>> BEGIN

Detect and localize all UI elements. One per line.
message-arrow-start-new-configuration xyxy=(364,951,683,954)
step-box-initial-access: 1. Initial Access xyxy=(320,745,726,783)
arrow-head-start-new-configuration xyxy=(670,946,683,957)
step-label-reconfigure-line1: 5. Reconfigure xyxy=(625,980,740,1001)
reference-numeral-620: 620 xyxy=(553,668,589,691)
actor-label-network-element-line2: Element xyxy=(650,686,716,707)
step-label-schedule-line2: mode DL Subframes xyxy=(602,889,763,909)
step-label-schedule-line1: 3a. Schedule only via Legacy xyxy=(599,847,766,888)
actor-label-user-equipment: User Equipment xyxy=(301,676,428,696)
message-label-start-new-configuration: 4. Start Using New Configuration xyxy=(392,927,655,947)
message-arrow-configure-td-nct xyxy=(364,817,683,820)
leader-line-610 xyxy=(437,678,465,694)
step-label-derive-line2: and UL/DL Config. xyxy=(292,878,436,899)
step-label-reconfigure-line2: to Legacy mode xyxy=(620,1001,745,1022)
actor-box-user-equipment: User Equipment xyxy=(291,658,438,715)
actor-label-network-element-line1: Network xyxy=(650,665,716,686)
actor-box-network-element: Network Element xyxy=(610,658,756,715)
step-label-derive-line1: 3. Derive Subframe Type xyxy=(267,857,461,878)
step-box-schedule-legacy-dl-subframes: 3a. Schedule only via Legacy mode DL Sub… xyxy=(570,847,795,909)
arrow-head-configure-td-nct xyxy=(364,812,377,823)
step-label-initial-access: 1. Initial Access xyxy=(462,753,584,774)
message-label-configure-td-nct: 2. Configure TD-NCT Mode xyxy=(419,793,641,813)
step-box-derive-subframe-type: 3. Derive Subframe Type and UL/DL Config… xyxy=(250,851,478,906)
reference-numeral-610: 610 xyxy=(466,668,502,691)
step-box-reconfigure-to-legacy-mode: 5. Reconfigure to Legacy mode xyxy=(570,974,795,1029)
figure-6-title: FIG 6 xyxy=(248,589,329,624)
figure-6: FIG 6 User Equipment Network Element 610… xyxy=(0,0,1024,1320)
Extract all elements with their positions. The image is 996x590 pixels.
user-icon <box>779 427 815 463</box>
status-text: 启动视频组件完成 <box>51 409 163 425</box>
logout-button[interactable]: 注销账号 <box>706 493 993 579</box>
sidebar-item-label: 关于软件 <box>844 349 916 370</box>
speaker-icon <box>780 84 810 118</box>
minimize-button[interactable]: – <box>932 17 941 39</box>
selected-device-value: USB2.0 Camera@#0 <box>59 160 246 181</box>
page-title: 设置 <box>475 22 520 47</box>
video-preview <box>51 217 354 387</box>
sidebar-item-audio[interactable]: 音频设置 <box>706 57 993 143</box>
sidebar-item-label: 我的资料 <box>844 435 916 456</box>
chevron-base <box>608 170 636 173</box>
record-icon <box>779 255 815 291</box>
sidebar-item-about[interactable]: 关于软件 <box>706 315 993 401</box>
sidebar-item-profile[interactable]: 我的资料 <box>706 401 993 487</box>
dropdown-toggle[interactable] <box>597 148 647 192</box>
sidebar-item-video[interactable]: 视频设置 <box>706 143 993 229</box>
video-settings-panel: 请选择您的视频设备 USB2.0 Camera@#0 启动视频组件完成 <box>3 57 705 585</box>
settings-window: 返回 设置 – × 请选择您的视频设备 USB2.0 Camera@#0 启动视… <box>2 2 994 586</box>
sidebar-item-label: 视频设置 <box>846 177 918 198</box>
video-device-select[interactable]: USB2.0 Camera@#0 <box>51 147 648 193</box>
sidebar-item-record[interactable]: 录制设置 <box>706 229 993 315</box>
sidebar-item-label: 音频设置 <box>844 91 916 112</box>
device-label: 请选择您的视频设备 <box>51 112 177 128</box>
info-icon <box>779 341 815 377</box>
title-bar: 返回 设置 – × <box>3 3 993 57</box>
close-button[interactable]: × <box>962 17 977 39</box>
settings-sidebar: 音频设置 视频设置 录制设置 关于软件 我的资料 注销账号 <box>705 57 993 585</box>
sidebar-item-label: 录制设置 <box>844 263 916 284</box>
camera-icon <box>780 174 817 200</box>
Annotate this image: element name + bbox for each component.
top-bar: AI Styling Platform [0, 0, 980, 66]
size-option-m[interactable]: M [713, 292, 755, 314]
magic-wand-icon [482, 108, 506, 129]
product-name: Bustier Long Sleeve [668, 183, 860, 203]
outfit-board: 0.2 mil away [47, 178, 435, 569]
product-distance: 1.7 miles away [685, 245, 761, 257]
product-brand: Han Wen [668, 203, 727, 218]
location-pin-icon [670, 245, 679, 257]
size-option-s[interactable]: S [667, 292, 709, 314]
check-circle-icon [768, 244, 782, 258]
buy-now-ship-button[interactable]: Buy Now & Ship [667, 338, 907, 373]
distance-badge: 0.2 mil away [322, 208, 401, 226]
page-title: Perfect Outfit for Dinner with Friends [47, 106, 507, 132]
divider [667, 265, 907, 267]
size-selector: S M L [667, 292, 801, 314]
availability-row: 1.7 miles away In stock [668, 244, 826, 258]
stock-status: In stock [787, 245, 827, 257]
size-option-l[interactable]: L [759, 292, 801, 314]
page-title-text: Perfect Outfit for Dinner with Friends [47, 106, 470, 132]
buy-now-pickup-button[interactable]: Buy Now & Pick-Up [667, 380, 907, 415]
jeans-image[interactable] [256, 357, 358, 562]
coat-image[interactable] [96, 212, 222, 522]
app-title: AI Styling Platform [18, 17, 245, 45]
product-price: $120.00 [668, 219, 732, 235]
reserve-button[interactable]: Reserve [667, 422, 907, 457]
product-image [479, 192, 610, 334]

>> END

Could you copy out every one of the rows above, character for character, without changing anything?

Detect and localize all UI elements. One per line.
message-arrow-start-new-configuration xyxy=(364,951,683,954)
step-box-initial-access: 1. Initial Access xyxy=(320,745,726,783)
arrow-head-start-new-configuration xyxy=(670,946,683,957)
step-label-reconfigure-line1: 5. Reconfigure xyxy=(625,980,740,1001)
reference-numeral-620: 620 xyxy=(553,668,589,691)
actor-label-network-element-line2: Element xyxy=(650,686,716,707)
step-label-schedule-line2: mode DL Subframes xyxy=(602,889,763,909)
step-label-schedule-line1: 3a. Schedule only via Legacy xyxy=(599,847,766,888)
actor-label-user-equipment: User Equipment xyxy=(301,676,428,696)
message-label-start-new-configuration: 4. Start Using New Configuration xyxy=(392,927,655,947)
message-arrow-configure-td-nct xyxy=(364,817,683,820)
leader-line-610 xyxy=(437,678,465,694)
step-label-derive-line2: and UL/DL Config. xyxy=(292,878,436,899)
step-label-reconfigure-line2: to Legacy mode xyxy=(620,1001,745,1022)
actor-box-user-equipment: User Equipment xyxy=(291,658,438,715)
actor-label-network-element-line1: Network xyxy=(650,665,716,686)
actor-box-network-element: Network Element xyxy=(610,658,756,715)
step-label-derive-line1: 3. Derive Subframe Type xyxy=(267,857,461,878)
step-box-schedule-legacy-dl-subframes: 3a. Schedule only via Legacy mode DL Sub… xyxy=(570,847,795,909)
arrow-head-configure-td-nct xyxy=(364,812,377,823)
step-label-initial-access: 1. Initial Access xyxy=(462,753,584,774)
message-label-configure-td-nct: 2. Configure TD-NCT Mode xyxy=(419,793,641,813)
step-box-derive-subframe-type: 3. Derive Subframe Type and UL/DL Config… xyxy=(250,851,478,906)
reference-numeral-610: 610 xyxy=(466,668,502,691)
step-box-reconfigure-to-legacy-mode: 5. Reconfigure to Legacy mode xyxy=(570,974,795,1029)
figure-6-title: FIG 6 xyxy=(248,589,329,624)
figure-6: FIG 6 User Equipment Network Element 610… xyxy=(0,0,1024,1320)
Extract all elements with their positions. The image is 996x590 pixels.
user-icon <box>779 427 815 463</box>
status-text: 启动视频组件完成 <box>51 409 163 425</box>
logout-button[interactable]: 注销账号 <box>706 493 993 579</box>
sidebar-item-label: 关于软件 <box>844 349 916 370</box>
speaker-icon <box>780 84 810 118</box>
minimize-button[interactable]: – <box>932 17 941 39</box>
selected-device-value: USB2.0 Camera@#0 <box>59 160 246 181</box>
page-title: 设置 <box>475 22 520 47</box>
video-preview <box>51 217 354 387</box>
sidebar-item-audio[interactable]: 音频设置 <box>706 57 993 143</box>
sidebar-item-label: 我的资料 <box>844 435 916 456</box>
chevron-base <box>608 170 636 173</box>
record-icon <box>779 255 815 291</box>
sidebar-item-about[interactable]: 关于软件 <box>706 315 993 401</box>
sidebar-item-profile[interactable]: 我的资料 <box>706 401 993 487</box>
dropdown-toggle[interactable] <box>597 148 647 192</box>
sidebar-item-video[interactable]: 视频设置 <box>706 143 993 229</box>
video-settings-panel: 请选择您的视频设备 USB2.0 Camera@#0 启动视频组件完成 <box>3 57 705 585</box>
settings-window: 返回 设置 – × 请选择您的视频设备 USB2.0 Camera@#0 启动视… <box>2 2 994 586</box>
sidebar-item-label: 视频设置 <box>846 177 918 198</box>
video-device-select[interactable]: USB2.0 Camera@#0 <box>51 147 648 193</box>
sidebar-item-record[interactable]: 录制设置 <box>706 229 993 315</box>
sidebar-item-label: 音频设置 <box>844 91 916 112</box>
device-label: 请选择您的视频设备 <box>51 112 177 128</box>
info-icon <box>779 341 815 377</box>
title-bar: 返回 设置 – × <box>3 3 993 57</box>
close-button[interactable]: × <box>962 17 977 39</box>
settings-sidebar: 音频设置 视频设置 录制设置 关于软件 我的资料 注销账号 <box>705 57 993 585</box>
sidebar-item-label: 录制设置 <box>844 263 916 284</box>
camera-icon <box>780 174 817 200</box>
Annotate this image: element name + bbox for each component.
top-bar: AI Styling Platform [0, 0, 980, 66]
size-option-m[interactable]: M [713, 292, 755, 314]
magic-wand-icon [482, 108, 506, 129]
product-name: Bustier Long Sleeve [668, 183, 860, 203]
outfit-board: 0.2 mil away [47, 178, 435, 569]
product-distance: 1.7 miles away [685, 245, 761, 257]
product-brand: Han Wen [668, 203, 727, 218]
location-pin-icon [670, 245, 679, 257]
size-option-s[interactable]: S [667, 292, 709, 314]
check-circle-icon [768, 244, 782, 258]
buy-now-ship-button[interactable]: Buy Now & Ship [667, 338, 907, 373]
distance-badge: 0.2 mil away [322, 208, 401, 226]
page-title: Perfect Outfit for Dinner with Friends [47, 106, 507, 132]
divider [667, 265, 907, 267]
size-selector: S M L [667, 292, 801, 314]
availability-row: 1.7 miles away In stock [668, 244, 826, 258]
stock-status: In stock [787, 245, 827, 257]
size-option-l[interactable]: L [759, 292, 801, 314]
page-title-text: Perfect Outfit for Dinner with Friends [47, 106, 470, 132]
buy-now-pickup-button[interactable]: Buy Now & Pick-Up [667, 380, 907, 415]
jeans-image[interactable] [256, 357, 358, 562]
coat-image[interactable] [96, 212, 222, 522]
app-title: AI Styling Platform [18, 17, 245, 45]
product-price: $120.00 [668, 219, 732, 235]
reserve-button[interactable]: Reserve [667, 422, 907, 457]
product-image [479, 192, 610, 334]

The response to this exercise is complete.